# Exercise objective:
Set down each entry as it stands. Skip the pictures.

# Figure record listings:
# # # # # # #

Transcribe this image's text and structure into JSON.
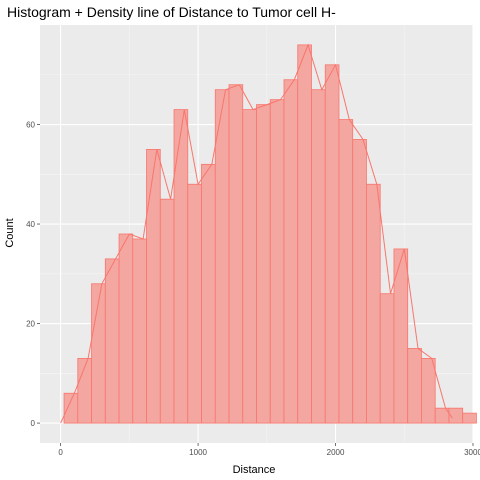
{
  "chart_data": {
    "type": "bar",
    "title": "Histogram + Density line of Distance to Tumor cell H-",
    "xlabel": "Distance",
    "ylabel": "Count",
    "xlim": [
      -150,
      3000
    ],
    "ylim": [
      -4,
      80
    ],
    "xticks": [
      0,
      1000,
      2000,
      3000
    ],
    "yticks": [
      0,
      20,
      40,
      60
    ],
    "bin_width": 100,
    "bins": [
      {
        "x": 75,
        "count": 6
      },
      {
        "x": 175,
        "count": 13
      },
      {
        "x": 275,
        "count": 28
      },
      {
        "x": 375,
        "count": 33
      },
      {
        "x": 475,
        "count": 38
      },
      {
        "x": 575,
        "count": 37
      },
      {
        "x": 675,
        "count": 55
      },
      {
        "x": 775,
        "count": 45
      },
      {
        "x": 875,
        "count": 63
      },
      {
        "x": 975,
        "count": 48
      },
      {
        "x": 1075,
        "count": 52
      },
      {
        "x": 1175,
        "count": 67
      },
      {
        "x": 1275,
        "count": 68
      },
      {
        "x": 1375,
        "count": 63
      },
      {
        "x": 1475,
        "count": 64
      },
      {
        "x": 1575,
        "count": 65
      },
      {
        "x": 1675,
        "count": 69
      },
      {
        "x": 1775,
        "count": 76
      },
      {
        "x": 1875,
        "count": 67
      },
      {
        "x": 1975,
        "count": 72
      },
      {
        "x": 2075,
        "count": 61
      },
      {
        "x": 2175,
        "count": 57
      },
      {
        "x": 2275,
        "count": 48
      },
      {
        "x": 2375,
        "count": 26
      },
      {
        "x": 2475,
        "count": 35
      },
      {
        "x": 2575,
        "count": 15
      },
      {
        "x": 2675,
        "count": 13
      },
      {
        "x": 2775,
        "count": 3
      },
      {
        "x": 2875,
        "count": 3
      },
      {
        "x": 2975,
        "count": 2
      }
    ],
    "line": {
      "x": [
        0,
        100,
        200,
        300,
        400,
        500,
        600,
        700,
        800,
        900,
        1000,
        1100,
        1200,
        1300,
        1400,
        1500,
        1600,
        1700,
        1800,
        1900,
        2000,
        2100,
        2200,
        2300,
        2400,
        2500,
        2600,
        2700,
        2800,
        2850
      ],
      "y": [
        0,
        6,
        13,
        28,
        33,
        38,
        37,
        55,
        45,
        63,
        48,
        52,
        67,
        68,
        63,
        64,
        65,
        69,
        76,
        67,
        72,
        61,
        57,
        48,
        26,
        35,
        15,
        13,
        3,
        1
      ]
    },
    "colors": {
      "bar_fill": "#f4a6a1",
      "bar_stroke": "#f8766d",
      "line": "#f8766d",
      "panel": "#ebebeb",
      "grid_major": "#ffffff",
      "grid_minor": "#f5f5f5",
      "tick": "#4d4d4d"
    },
    "grid": true,
    "legend": "none"
  }
}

# # # # # # #

# Output for this exercise:
Transcribe this image's text and structure into JSON.
{
  "chart_data": {
    "type": "bar",
    "title": "Histogram + Density line of Distance to Tumor cell H-",
    "xlabel": "Distance",
    "ylabel": "Count",
    "xlim": [
      -150,
      3000
    ],
    "ylim": [
      -4,
      80
    ],
    "xticks": [
      0,
      1000,
      2000,
      3000
    ],
    "yticks": [
      0,
      20,
      40,
      60
    ],
    "bin_width": 100,
    "bins": [
      {
        "x": 75,
        "count": 6
      },
      {
        "x": 175,
        "count": 13
      },
      {
        "x": 275,
        "count": 28
      },
      {
        "x": 375,
        "count": 33
      },
      {
        "x": 475,
        "count": 38
      },
      {
        "x": 575,
        "count": 37
      },
      {
        "x": 675,
        "count": 55
      },
      {
        "x": 775,
        "count": 45
      },
      {
        "x": 875,
        "count": 63
      },
      {
        "x": 975,
        "count": 48
      },
      {
        "x": 1075,
        "count": 52
      },
      {
        "x": 1175,
        "count": 67
      },
      {
        "x": 1275,
        "count": 68
      },
      {
        "x": 1375,
        "count": 63
      },
      {
        "x": 1475,
        "count": 64
      },
      {
        "x": 1575,
        "count": 65
      },
      {
        "x": 1675,
        "count": 69
      },
      {
        "x": 1775,
        "count": 76
      },
      {
        "x": 1875,
        "count": 67
      },
      {
        "x": 1975,
        "count": 72
      },
      {
        "x": 2075,
        "count": 61
      },
      {
        "x": 2175,
        "count": 57
      },
      {
        "x": 2275,
        "count": 48
      },
      {
        "x": 2375,
        "count": 26
      },
      {
        "x": 2475,
        "count": 35
      },
      {
        "x": 2575,
        "count": 15
      },
      {
        "x": 2675,
        "count": 13
      },
      {
        "x": 2775,
        "count": 3
      },
      {
        "x": 2875,
        "count": 3
      },
      {
        "x": 2975,
        "count": 2
      }
    ],
    "line": {
      "x": [
        0,
        100,
        200,
        300,
        400,
        500,
        600,
        700,
        800,
        900,
        1000,
        1100,
        1200,
        1300,
        1400,
        1500,
        1600,
        1700,
        1800,
        1900,
        2000,
        2100,
        2200,
        2300,
        2400,
        2500,
        2600,
        2700,
        2800,
        2850
      ],
      "y": [
        0,
        6,
        13,
        28,
        33,
        38,
        37,
        55,
        45,
        63,
        48,
        52,
        67,
        68,
        63,
        64,
        65,
        69,
        76,
        67,
        72,
        61,
        57,
        48,
        26,
        35,
        15,
        13,
        3,
        1
      ]
    },
    "colors": {
      "bar_fill": "#f4a6a1",
      "bar_stroke": "#f8766d",
      "line": "#f8766d",
      "panel": "#ebebeb",
      "grid_major": "#ffffff",
      "grid_minor": "#f5f5f5",
      "tick": "#4d4d4d"
    },
    "grid": true,
    "legend": "none"
  }
}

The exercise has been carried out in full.